# start of Data supplied

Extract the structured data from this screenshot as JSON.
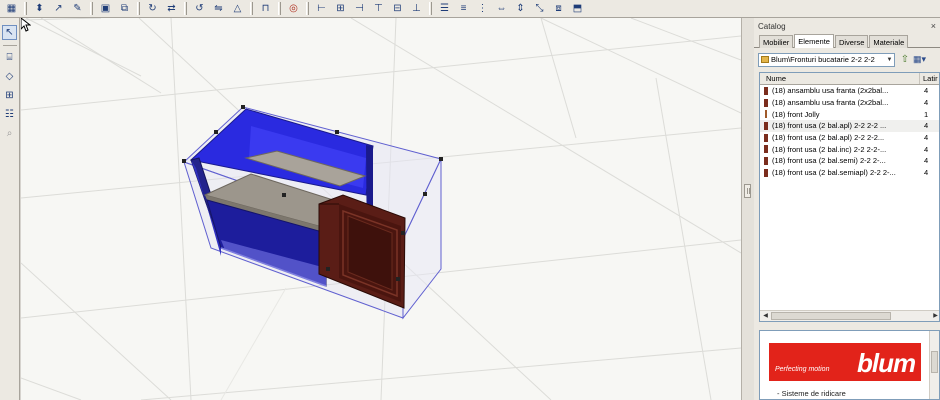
{
  "toolbar": {
    "icons": [
      "grid-icon",
      "select-icon",
      "move-icon",
      "edit-icon",
      "frame-icon",
      "group-icon",
      "rotate-icon",
      "flip-icon",
      "refresh-icon",
      "mirror-icon",
      "warning-icon",
      "panel-icon",
      "target-icon",
      "align-left-icon",
      "align-center-icon",
      "align-right-icon",
      "align-top-icon",
      "align-middle-icon",
      "align-bottom-icon",
      "distribute-h-icon",
      "distribute-v-icon",
      "distribute-depth-icon",
      "same-width-icon",
      "same-height-icon",
      "same-depth-icon",
      "stack-icon",
      "tilt-icon"
    ]
  },
  "left_toolbar": {
    "icons": [
      "pointer-icon",
      "cabinet-icon",
      "component-icon",
      "dimension-icon",
      "properties-icon",
      "zoom-icon"
    ]
  },
  "catalog": {
    "title": "Catalog",
    "close": "×",
    "tabs": [
      {
        "label": "Mobilier",
        "active": false
      },
      {
        "label": "Elemente",
        "active": true
      },
      {
        "label": "Diverse",
        "active": false
      },
      {
        "label": "Materiale",
        "active": false
      }
    ],
    "path": "Blum\\Fronturi bucatarie 2-2 2-2",
    "columns": {
      "name": "Nume",
      "width": "Latir"
    },
    "items": [
      {
        "name": "(18) ansamblu usa franta (2x2bal...",
        "width": "4",
        "icon": "door-icon",
        "selected": false
      },
      {
        "name": "(18) ansamblu usa franta (2x2bal...",
        "width": "4",
        "icon": "door-icon",
        "selected": false
      },
      {
        "name": "(18) front Jolly",
        "width": "1",
        "icon": "thin-panel-icon",
        "selected": false
      },
      {
        "name": "(18) front usa (2 bal.apl) 2-2 2-2 ...",
        "width": "4",
        "icon": "door-icon",
        "selected": true
      },
      {
        "name": "(18) front usa (2 bal.apl) 2-2 2-2...",
        "width": "4",
        "icon": "door-icon",
        "selected": false
      },
      {
        "name": "(18) front usa (2 bal.inc) 2-2 2-2-...",
        "width": "4",
        "icon": "door-icon",
        "selected": false
      },
      {
        "name": "(18) front usa (2 bal.semi) 2-2 2-...",
        "width": "4",
        "icon": "door-icon",
        "selected": false
      },
      {
        "name": "(18) front usa (2 bal.semiapl) 2-2 2-...",
        "width": "4",
        "icon": "door-icon",
        "selected": false
      }
    ],
    "preview": {
      "tagline": "Perfecting motion",
      "logo": "blum",
      "text": "- Sisteme de ridicare"
    }
  },
  "colors": {
    "cabinet_blue": "#2a2ae0",
    "cabinet_dark": "#1a1a8c",
    "door_wood": "#5a1d16",
    "brand_red": "#e2231a"
  }
}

# end of Data supplied

▶ **Problem to solve**: Output all of the data exactly as it stands, minus any images.

▶ **Written solution**:
Extract the structured data from this screenshot as JSON.
{
  "toolbar": {
    "icons": [
      "grid-icon",
      "select-icon",
      "move-icon",
      "edit-icon",
      "frame-icon",
      "group-icon",
      "rotate-icon",
      "flip-icon",
      "refresh-icon",
      "mirror-icon",
      "warning-icon",
      "panel-icon",
      "target-icon",
      "align-left-icon",
      "align-center-icon",
      "align-right-icon",
      "align-top-icon",
      "align-middle-icon",
      "align-bottom-icon",
      "distribute-h-icon",
      "distribute-v-icon",
      "distribute-depth-icon",
      "same-width-icon",
      "same-height-icon",
      "same-depth-icon",
      "stack-icon",
      "tilt-icon"
    ]
  },
  "left_toolbar": {
    "icons": [
      "pointer-icon",
      "cabinet-icon",
      "component-icon",
      "dimension-icon",
      "properties-icon",
      "zoom-icon"
    ]
  },
  "catalog": {
    "title": "Catalog",
    "close": "×",
    "tabs": [
      {
        "label": "Mobilier",
        "active": false
      },
      {
        "label": "Elemente",
        "active": true
      },
      {
        "label": "Diverse",
        "active": false
      },
      {
        "label": "Materiale",
        "active": false
      }
    ],
    "path": "Blum\\Fronturi bucatarie 2-2 2-2",
    "columns": {
      "name": "Nume",
      "width": "Latir"
    },
    "items": [
      {
        "name": "(18) ansamblu usa franta (2x2bal...",
        "width": "4",
        "icon": "door-icon",
        "selected": false
      },
      {
        "name": "(18) ansamblu usa franta (2x2bal...",
        "width": "4",
        "icon": "door-icon",
        "selected": false
      },
      {
        "name": "(18) front Jolly",
        "width": "1",
        "icon": "thin-panel-icon",
        "selected": false
      },
      {
        "name": "(18) front usa (2 bal.apl) 2-2 2-2 ...",
        "width": "4",
        "icon": "door-icon",
        "selected": true
      },
      {
        "name": "(18) front usa (2 bal.apl) 2-2 2-2...",
        "width": "4",
        "icon": "door-icon",
        "selected": false
      },
      {
        "name": "(18) front usa (2 bal.inc) 2-2 2-2-...",
        "width": "4",
        "icon": "door-icon",
        "selected": false
      },
      {
        "name": "(18) front usa (2 bal.semi) 2-2 2-...",
        "width": "4",
        "icon": "door-icon",
        "selected": false
      },
      {
        "name": "(18) front usa (2 bal.semiapl) 2-2 2-...",
        "width": "4",
        "icon": "door-icon",
        "selected": false
      }
    ],
    "preview": {
      "tagline": "Perfecting motion",
      "logo": "blum",
      "text": "- Sisteme de ridicare"
    }
  },
  "colors": {
    "cabinet_blue": "#2a2ae0",
    "cabinet_dark": "#1a1a8c",
    "door_wood": "#5a1d16",
    "brand_red": "#e2231a"
  }
}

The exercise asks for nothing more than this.